Extracted records
□ □ □

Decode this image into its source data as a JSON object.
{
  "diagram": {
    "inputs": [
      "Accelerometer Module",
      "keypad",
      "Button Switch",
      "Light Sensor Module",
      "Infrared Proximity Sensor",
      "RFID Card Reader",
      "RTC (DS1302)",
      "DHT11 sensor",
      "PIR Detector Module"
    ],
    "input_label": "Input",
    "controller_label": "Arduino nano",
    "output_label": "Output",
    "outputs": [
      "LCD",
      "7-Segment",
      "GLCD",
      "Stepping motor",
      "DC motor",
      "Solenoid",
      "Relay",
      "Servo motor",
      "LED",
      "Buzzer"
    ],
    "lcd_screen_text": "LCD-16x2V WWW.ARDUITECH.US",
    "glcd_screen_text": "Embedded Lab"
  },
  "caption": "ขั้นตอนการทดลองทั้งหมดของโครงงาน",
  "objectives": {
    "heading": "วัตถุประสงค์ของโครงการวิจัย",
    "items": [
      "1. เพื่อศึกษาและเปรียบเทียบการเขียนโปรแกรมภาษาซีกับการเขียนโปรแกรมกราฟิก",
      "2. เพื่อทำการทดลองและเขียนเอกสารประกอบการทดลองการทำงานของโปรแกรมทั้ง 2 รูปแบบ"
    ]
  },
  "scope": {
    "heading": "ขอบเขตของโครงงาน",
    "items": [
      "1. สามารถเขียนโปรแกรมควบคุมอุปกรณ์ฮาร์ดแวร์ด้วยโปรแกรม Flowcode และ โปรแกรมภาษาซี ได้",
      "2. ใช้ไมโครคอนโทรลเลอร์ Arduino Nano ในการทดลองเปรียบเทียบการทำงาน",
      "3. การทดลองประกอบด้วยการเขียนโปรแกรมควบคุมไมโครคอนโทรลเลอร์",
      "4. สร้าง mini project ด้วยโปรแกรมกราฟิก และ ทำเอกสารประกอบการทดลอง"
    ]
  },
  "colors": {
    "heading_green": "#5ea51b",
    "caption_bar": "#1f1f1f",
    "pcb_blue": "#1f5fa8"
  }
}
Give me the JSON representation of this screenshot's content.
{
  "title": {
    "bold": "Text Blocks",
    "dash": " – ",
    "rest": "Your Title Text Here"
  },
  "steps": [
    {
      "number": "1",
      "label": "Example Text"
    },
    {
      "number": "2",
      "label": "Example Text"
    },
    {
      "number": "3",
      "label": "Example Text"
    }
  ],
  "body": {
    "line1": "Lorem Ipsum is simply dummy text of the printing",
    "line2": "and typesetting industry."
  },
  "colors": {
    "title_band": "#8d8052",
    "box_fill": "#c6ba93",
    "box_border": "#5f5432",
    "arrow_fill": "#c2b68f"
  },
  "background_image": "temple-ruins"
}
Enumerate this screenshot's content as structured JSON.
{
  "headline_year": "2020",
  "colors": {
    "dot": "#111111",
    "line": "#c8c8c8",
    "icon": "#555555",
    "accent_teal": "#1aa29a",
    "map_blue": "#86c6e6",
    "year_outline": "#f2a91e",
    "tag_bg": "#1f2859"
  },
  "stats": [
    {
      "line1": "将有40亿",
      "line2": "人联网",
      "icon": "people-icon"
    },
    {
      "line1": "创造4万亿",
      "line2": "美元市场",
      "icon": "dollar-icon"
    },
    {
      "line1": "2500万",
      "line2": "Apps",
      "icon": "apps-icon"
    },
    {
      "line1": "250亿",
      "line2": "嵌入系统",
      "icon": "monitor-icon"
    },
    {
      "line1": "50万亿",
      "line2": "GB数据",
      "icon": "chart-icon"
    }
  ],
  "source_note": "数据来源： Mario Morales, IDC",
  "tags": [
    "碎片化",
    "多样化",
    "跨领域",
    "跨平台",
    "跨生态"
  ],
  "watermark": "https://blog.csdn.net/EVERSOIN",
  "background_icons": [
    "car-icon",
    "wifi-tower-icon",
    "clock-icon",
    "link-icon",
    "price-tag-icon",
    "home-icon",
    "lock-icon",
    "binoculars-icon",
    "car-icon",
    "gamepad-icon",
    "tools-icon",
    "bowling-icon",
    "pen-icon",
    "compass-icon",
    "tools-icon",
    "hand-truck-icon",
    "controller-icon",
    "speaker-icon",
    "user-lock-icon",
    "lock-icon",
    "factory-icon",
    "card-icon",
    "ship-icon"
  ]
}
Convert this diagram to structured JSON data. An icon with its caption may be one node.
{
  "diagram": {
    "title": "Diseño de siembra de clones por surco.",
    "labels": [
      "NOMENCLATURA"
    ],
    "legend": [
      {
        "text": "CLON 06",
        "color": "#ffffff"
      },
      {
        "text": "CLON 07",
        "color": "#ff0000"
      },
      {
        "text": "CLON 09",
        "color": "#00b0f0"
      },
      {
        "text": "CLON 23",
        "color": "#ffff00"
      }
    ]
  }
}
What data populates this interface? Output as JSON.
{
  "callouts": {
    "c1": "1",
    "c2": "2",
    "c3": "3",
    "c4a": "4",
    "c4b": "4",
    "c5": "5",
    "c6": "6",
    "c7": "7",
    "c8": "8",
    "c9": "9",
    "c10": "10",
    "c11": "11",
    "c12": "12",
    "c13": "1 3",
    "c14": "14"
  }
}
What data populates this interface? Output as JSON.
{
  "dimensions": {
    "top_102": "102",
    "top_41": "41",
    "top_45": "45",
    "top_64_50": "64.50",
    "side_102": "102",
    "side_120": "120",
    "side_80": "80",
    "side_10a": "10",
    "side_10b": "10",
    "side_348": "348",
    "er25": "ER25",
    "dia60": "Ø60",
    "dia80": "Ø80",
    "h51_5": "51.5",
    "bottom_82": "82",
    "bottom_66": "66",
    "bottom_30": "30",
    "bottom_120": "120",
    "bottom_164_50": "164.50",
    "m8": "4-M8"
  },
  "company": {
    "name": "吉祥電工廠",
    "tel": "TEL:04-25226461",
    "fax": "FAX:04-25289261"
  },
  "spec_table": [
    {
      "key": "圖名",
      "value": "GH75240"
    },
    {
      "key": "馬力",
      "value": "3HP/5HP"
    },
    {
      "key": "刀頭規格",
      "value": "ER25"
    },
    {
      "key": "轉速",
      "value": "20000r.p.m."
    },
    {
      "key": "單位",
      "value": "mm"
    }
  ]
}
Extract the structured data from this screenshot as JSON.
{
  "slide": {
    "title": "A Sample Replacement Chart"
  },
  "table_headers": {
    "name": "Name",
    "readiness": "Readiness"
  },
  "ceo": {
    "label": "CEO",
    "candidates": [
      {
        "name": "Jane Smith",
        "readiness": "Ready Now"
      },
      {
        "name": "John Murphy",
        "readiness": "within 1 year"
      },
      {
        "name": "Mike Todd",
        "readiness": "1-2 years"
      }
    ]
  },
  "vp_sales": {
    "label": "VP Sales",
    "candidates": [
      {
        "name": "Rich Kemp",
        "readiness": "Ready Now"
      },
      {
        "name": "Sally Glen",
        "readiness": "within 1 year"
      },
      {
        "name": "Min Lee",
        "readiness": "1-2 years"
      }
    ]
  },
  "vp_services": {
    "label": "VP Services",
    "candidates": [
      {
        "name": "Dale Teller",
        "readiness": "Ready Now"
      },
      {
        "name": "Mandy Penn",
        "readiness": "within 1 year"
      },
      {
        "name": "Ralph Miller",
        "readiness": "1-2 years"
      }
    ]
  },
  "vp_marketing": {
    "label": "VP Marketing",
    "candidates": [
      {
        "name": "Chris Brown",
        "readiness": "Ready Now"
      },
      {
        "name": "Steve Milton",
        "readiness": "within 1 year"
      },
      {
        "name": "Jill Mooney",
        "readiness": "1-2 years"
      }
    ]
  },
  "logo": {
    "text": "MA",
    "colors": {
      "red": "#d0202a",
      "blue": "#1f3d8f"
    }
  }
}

□ □ □

> Work to complete
Quote the data in full, keeping each word unchanged.

> Answer to the task
Decode this image into its source data as a JSON object.
{
  "diagram": {
    "inputs": [
      "Accelerometer Module",
      "keypad",
      "Button Switch",
      "Light Sensor Module",
      "Infrared Proximity Sensor",
      "RFID Card Reader",
      "RTC (DS1302)",
      "DHT11 sensor",
      "PIR Detector Module"
    ],
    "input_label": "Input",
    "controller_label": "Arduino nano",
    "output_label": "Output",
    "outputs": [
      "LCD",
      "7-Segment",
      "GLCD",
      "Stepping motor",
      "DC motor",
      "Solenoid",
      "Relay",
      "Servo motor",
      "LED",
      "Buzzer"
    ],
    "lcd_screen_text": "LCD-16x2V WWW.ARDUITECH.US",
    "glcd_screen_text": "Embedded Lab"
  },
  "caption": "ขั้นตอนการทดลองทั้งหมดของโครงงาน",
  "objectives": {
    "heading": "วัตถุประสงค์ของโครงการวิจัย",
    "items": [
      "1. เพื่อศึกษาและเปรียบเทียบการเขียนโปรแกรมภาษาซีกับการเขียนโปรแกรมกราฟิก",
      "2. เพื่อทำการทดลองและเขียนเอกสารประกอบการทดลองการทำงานของโปรแกรมทั้ง 2 รูปแบบ"
    ]
  },
  "scope": {
    "heading": "ขอบเขตของโครงงาน",
    "items": [
      "1. สามารถเขียนโปรแกรมควบคุมอุปกรณ์ฮาร์ดแวร์ด้วยโปรแกรม Flowcode และ โปรแกรมภาษาซี ได้",
      "2. ใช้ไมโครคอนโทรลเลอร์ Arduino Nano ในการทดลองเปรียบเทียบการทำงาน",
      "3. การทดลองประกอบด้วยการเขียนโปรแกรมควบคุมไมโครคอนโทรลเลอร์",
      "4. สร้าง mini project ด้วยโปรแกรมกราฟิก และ ทำเอกสารประกอบการทดลอง"
    ]
  },
  "colors": {
    "heading_green": "#5ea51b",
    "caption_bar": "#1f1f1f",
    "pcb_blue": "#1f5fa8"
  }
}
Give me the JSON representation of this screenshot's content.
{
  "title": {
    "bold": "Text Blocks",
    "dash": " – ",
    "rest": "Your Title Text Here"
  },
  "steps": [
    {
      "number": "1",
      "label": "Example Text"
    },
    {
      "number": "2",
      "label": "Example Text"
    },
    {
      "number": "3",
      "label": "Example Text"
    }
  ],
  "body": {
    "line1": "Lorem Ipsum is simply dummy text of the printing",
    "line2": "and typesetting industry."
  },
  "colors": {
    "title_band": "#8d8052",
    "box_fill": "#c6ba93",
    "box_border": "#5f5432",
    "arrow_fill": "#c2b68f"
  },
  "background_image": "temple-ruins"
}
Enumerate this screenshot's content as structured JSON.
{
  "headline_year": "2020",
  "colors": {
    "dot": "#111111",
    "line": "#c8c8c8",
    "icon": "#555555",
    "accent_teal": "#1aa29a",
    "map_blue": "#86c6e6",
    "year_outline": "#f2a91e",
    "tag_bg": "#1f2859"
  },
  "stats": [
    {
      "line1": "将有40亿",
      "line2": "人联网",
      "icon": "people-icon"
    },
    {
      "line1": "创造4万亿",
      "line2": "美元市场",
      "icon": "dollar-icon"
    },
    {
      "line1": "2500万",
      "line2": "Apps",
      "icon": "apps-icon"
    },
    {
      "line1": "250亿",
      "line2": "嵌入系统",
      "icon": "monitor-icon"
    },
    {
      "line1": "50万亿",
      "line2": "GB数据",
      "icon": "chart-icon"
    }
  ],
  "source_note": "数据来源： Mario Morales, IDC",
  "tags": [
    "碎片化",
    "多样化",
    "跨领域",
    "跨平台",
    "跨生态"
  ],
  "watermark": "https://blog.csdn.net/EVERSOIN",
  "background_icons": [
    "car-icon",
    "wifi-tower-icon",
    "clock-icon",
    "link-icon",
    "price-tag-icon",
    "home-icon",
    "lock-icon",
    "binoculars-icon",
    "car-icon",
    "gamepad-icon",
    "tools-icon",
    "bowling-icon",
    "pen-icon",
    "compass-icon",
    "tools-icon",
    "hand-truck-icon",
    "controller-icon",
    "speaker-icon",
    "user-lock-icon",
    "lock-icon",
    "factory-icon",
    "card-icon",
    "ship-icon"
  ]
}
Convert this diagram to structured JSON data. An icon with its caption may be one node.
{
  "diagram": {
    "title": "Diseño de siembra de clones por surco.",
    "labels": [
      "NOMENCLATURA"
    ],
    "legend": [
      {
        "text": "CLON 06",
        "color": "#ffffff"
      },
      {
        "text": "CLON 07",
        "color": "#ff0000"
      },
      {
        "text": "CLON 09",
        "color": "#00b0f0"
      },
      {
        "text": "CLON 23",
        "color": "#ffff00"
      }
    ]
  }
}
What data populates this interface? Output as JSON.
{
  "callouts": {
    "c1": "1",
    "c2": "2",
    "c3": "3",
    "c4a": "4",
    "c4b": "4",
    "c5": "5",
    "c6": "6",
    "c7": "7",
    "c8": "8",
    "c9": "9",
    "c10": "10",
    "c11": "11",
    "c12": "12",
    "c13": "1 3",
    "c14": "14"
  }
}
What data populates this interface? Output as JSON.
{
  "dimensions": {
    "top_102": "102",
    "top_41": "41",
    "top_45": "45",
    "top_64_50": "64.50",
    "side_102": "102",
    "side_120": "120",
    "side_80": "80",
    "side_10a": "10",
    "side_10b": "10",
    "side_348": "348",
    "er25": "ER25",
    "dia60": "Ø60",
    "dia80": "Ø80",
    "h51_5": "51.5",
    "bottom_82": "82",
    "bottom_66": "66",
    "bottom_30": "30",
    "bottom_120": "120",
    "bottom_164_50": "164.50",
    "m8": "4-M8"
  },
  "company": {
    "name": "吉祥電工廠",
    "tel": "TEL:04-25226461",
    "fax": "FAX:04-25289261"
  },
  "spec_table": [
    {
      "key": "圖名",
      "value": "GH75240"
    },
    {
      "key": "馬力",
      "value": "3HP/5HP"
    },
    {
      "key": "刀頭規格",
      "value": "ER25"
    },
    {
      "key": "轉速",
      "value": "20000r.p.m."
    },
    {
      "key": "單位",
      "value": "mm"
    }
  ]
}
Extract the structured data from this screenshot as JSON.
{
  "slide": {
    "title": "A Sample Replacement Chart"
  },
  "table_headers": {
    "name": "Name",
    "readiness": "Readiness"
  },
  "ceo": {
    "label": "CEO",
    "candidates": [
      {
        "name": "Jane Smith",
        "readiness": "Ready Now"
      },
      {
        "name": "John Murphy",
        "readiness": "within 1 year"
      },
      {
        "name": "Mike Todd",
        "readiness": "1-2 years"
      }
    ]
  },
  "vp_sales": {
    "label": "VP Sales",
    "candidates": [
      {
        "name": "Rich Kemp",
        "readiness": "Ready Now"
      },
      {
        "name": "Sally Glen",
        "readiness": "within 1 year"
      },
      {
        "name": "Min Lee",
        "readiness": "1-2 years"
      }
    ]
  },
  "vp_services": {
    "label": "VP Services",
    "candidates": [
      {
        "name": "Dale Teller",
        "readiness": "Ready Now"
      },
      {
        "name": "Mandy Penn",
        "readiness": "within 1 year"
      },
      {
        "name": "Ralph Miller",
        "readiness": "1-2 years"
      }
    ]
  },
  "vp_marketing": {
    "label": "VP Marketing",
    "candidates": [
      {
        "name": "Chris Brown",
        "readiness": "Ready Now"
      },
      {
        "name": "Steve Milton",
        "readiness": "within 1 year"
      },
      {
        "name": "Jill Mooney",
        "readiness": "1-2 years"
      }
    ]
  },
  "logo": {
    "text": "MA",
    "colors": {
      "red": "#d0202a",
      "blue": "#1f3d8f"
    }
  }
}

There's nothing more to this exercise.